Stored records
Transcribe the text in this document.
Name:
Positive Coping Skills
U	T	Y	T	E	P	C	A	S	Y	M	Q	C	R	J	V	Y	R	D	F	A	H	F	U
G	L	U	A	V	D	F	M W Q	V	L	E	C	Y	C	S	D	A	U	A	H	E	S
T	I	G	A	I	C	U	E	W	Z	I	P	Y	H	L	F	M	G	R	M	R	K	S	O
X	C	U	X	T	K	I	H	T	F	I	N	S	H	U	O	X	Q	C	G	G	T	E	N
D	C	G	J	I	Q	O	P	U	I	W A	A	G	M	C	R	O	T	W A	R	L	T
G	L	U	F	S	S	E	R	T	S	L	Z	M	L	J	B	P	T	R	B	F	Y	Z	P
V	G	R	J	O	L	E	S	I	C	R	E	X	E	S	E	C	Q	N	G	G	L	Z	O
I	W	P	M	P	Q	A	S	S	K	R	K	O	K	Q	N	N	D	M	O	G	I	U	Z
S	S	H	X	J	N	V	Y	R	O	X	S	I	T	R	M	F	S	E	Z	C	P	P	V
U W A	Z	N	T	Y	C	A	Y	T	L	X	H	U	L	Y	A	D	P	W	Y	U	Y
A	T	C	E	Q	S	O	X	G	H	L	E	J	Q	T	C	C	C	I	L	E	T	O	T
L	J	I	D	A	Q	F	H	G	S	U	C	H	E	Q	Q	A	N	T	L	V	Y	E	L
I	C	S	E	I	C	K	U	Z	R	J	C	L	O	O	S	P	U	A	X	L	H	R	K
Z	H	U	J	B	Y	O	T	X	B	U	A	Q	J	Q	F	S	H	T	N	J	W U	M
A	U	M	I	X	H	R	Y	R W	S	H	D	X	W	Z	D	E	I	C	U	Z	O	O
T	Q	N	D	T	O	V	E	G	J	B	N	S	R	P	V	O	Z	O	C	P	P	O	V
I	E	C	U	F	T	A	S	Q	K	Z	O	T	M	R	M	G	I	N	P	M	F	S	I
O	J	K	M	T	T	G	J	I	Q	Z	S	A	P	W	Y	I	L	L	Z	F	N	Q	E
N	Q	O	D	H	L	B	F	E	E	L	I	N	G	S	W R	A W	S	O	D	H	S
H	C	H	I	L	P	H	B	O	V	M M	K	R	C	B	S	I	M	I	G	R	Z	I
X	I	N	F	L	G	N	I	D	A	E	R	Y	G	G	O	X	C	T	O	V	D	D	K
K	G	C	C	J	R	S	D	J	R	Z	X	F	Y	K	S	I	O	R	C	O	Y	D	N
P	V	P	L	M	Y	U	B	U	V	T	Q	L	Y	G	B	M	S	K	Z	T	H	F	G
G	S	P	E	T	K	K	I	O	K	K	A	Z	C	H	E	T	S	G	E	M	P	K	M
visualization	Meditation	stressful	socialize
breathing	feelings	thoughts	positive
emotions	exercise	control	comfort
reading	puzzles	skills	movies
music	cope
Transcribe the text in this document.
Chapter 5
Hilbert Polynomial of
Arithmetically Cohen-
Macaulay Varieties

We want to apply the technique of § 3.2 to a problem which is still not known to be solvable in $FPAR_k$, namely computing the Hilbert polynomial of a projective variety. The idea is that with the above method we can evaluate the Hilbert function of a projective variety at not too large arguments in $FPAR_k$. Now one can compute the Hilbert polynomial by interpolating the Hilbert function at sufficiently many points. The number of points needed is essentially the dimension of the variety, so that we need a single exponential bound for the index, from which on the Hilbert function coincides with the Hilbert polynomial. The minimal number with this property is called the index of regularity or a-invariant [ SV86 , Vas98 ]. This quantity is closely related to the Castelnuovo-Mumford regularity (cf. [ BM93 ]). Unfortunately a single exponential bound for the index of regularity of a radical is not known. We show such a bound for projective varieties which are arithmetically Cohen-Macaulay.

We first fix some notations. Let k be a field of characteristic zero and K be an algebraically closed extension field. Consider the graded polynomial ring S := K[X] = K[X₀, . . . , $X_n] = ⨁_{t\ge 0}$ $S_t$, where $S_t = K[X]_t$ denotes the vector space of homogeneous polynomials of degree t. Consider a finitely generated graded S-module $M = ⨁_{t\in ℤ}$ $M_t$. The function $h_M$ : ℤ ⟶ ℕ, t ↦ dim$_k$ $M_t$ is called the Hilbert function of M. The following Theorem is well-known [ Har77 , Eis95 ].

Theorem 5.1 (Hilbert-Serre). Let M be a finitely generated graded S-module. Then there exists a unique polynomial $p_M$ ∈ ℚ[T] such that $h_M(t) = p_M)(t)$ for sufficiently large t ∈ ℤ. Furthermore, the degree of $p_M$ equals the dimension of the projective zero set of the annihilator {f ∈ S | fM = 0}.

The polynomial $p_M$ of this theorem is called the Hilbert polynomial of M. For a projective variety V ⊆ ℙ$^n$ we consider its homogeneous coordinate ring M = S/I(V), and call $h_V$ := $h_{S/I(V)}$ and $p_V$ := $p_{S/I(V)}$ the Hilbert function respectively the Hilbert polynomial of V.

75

Your goal:
Print all of the entries again, exactly as written.

Answer to this problem:
Transcribe the text in this document.
Name:
Positive Coping Skills
U	T	Y	T	E	P	C	A	S	Y	M	Q	C	R	J	V	Y	R	D	F	A	H	F	U
G	L	U	A	V	D	F	M W Q	V	L	E	C	Y	C	S	D	A	U	A	H	E	S
T	I	G	A	I	C	U	E	W	Z	I	P	Y	H	L	F	M	G	R	M	R	K	S	O
X	C	U	X	T	K	I	H	T	F	I	N	S	H	U	O	X	Q	C	G	G	T	E	N
D	C	G	J	I	Q	O	P	U	I	W A	A	G	M	C	R	O	T	W A	R	L	T
G	L	U	F	S	S	E	R	T	S	L	Z	M	L	J	B	P	T	R	B	F	Y	Z	P
V	G	R	J	O	L	E	S	I	C	R	E	X	E	S	E	C	Q	N	G	G	L	Z	O
I	W	P	M	P	Q	A	S	S	K	R	K	O	K	Q	N	N	D	M	O	G	I	U	Z
S	S	H	X	J	N	V	Y	R	O	X	S	I	T	R	M	F	S	E	Z	C	P	P	V
U W A	Z	N	T	Y	C	A	Y	T	L	X	H	U	L	Y	A	D	P	W	Y	U	Y
A	T	C	E	Q	S	O	X	G	H	L	E	J	Q	T	C	C	C	I	L	E	T	O	T
L	J	I	D	A	Q	F	H	G	S	U	C	H	E	Q	Q	A	N	T	L	V	Y	E	L
I	C	S	E	I	C	K	U	Z	R	J	C	L	O	O	S	P	U	A	X	L	H	R	K
Z	H	U	J	B	Y	O	T	X	B	U	A	Q	J	Q	F	S	H	T	N	J	W U	M
A	U	M	I	X	H	R	Y	R W	S	H	D	X	W	Z	D	E	I	C	U	Z	O	O
T	Q	N	D	T	O	V	E	G	J	B	N	S	R	P	V	O	Z	O	C	P	P	O	V
I	E	C	U	F	T	A	S	Q	K	Z	O	T	M	R	M	G	I	N	P	M	F	S	I
O	J	K	M	T	T	G	J	I	Q	Z	S	A	P	W	Y	I	L	L	Z	F	N	Q	E
N	Q	O	D	H	L	B	F	E	E	L	I	N	G	S	W R	A W	S	O	D	H	S
H	C	H	I	L	P	H	B	O	V	M M	K	R	C	B	S	I	M	I	G	R	Z	I
X	I	N	F	L	G	N	I	D	A	E	R	Y	G	G	O	X	C	T	O	V	D	D	K
K	G	C	C	J	R	S	D	J	R	Z	X	F	Y	K	S	I	O	R	C	O	Y	D	N
P	V	P	L	M	Y	U	B	U	V	T	Q	L	Y	G	B	M	S	K	Z	T	H	F	G
G	S	P	E	T	K	K	I	O	K	K	A	Z	C	H	E	T	S	G	E	M	P	K	M
visualization	Meditation	stressful	socialize
breathing	feelings	thoughts	positive
emotions	exercise	control	comfort
reading	puzzles	skills	movies
music	cope
Transcribe the text in this document.
Chapter 5
Hilbert Polynomial of
Arithmetically Cohen-
Macaulay Varieties

We want to apply the technique of § 3.2 to a problem which is still not known to be solvable in $FPAR_k$, namely computing the Hilbert polynomial of a projective variety. The idea is that with the above method we can evaluate the Hilbert function of a projective variety at not too large arguments in $FPAR_k$. Now one can compute the Hilbert polynomial by interpolating the Hilbert function at sufficiently many points. The number of points needed is essentially the dimension of the variety, so that we need a single exponential bound for the index, from which on the Hilbert function coincides with the Hilbert polynomial. The minimal number with this property is called the index of regularity or a-invariant [ SV86 , Vas98 ]. This quantity is closely related to the Castelnuovo-Mumford regularity (cf. [ BM93 ]). Unfortunately a single exponential bound for the index of regularity of a radical is not known. We show such a bound for projective varieties which are arithmetically Cohen-Macaulay.

We first fix some notations. Let k be a field of characteristic zero and K be an algebraically closed extension field. Consider the graded polynomial ring S := K[X] = K[X₀, . . . , $X_n] = ⨁_{t\ge 0}$ $S_t$, where $S_t = K[X]_t$ denotes the vector space of homogeneous polynomials of degree t. Consider a finitely generated graded S-module $M = ⨁_{t\in ℤ}$ $M_t$. The function $h_M$ : ℤ ⟶ ℕ, t ↦ dim$_k$ $M_t$ is called the Hilbert function of M. The following Theorem is well-known [ Har77 , Eis95 ].

Theorem 5.1 (Hilbert-Serre). Let M be a finitely generated graded S-module. Then there exists a unique polynomial $p_M$ ∈ ℚ[T] such that $h_M(t) = p_M)(t)$ for sufficiently large t ∈ ℤ. Furthermore, the degree of $p_M$ equals the dimension of the projective zero set of the annihilator {f ∈ S | fM = 0}.

The polynomial $p_M$ of this theorem is called the Hilbert polynomial of M. For a projective variety V ⊆ ℙ$^n$ we consider its homogeneous coordinate ring M = S/I(V), and call $h_V$ := $h_{S/I(V)}$ and $p_V$ := $p_{S/I(V)}$ the Hilbert function respectively the Hilbert polynomial of V.

75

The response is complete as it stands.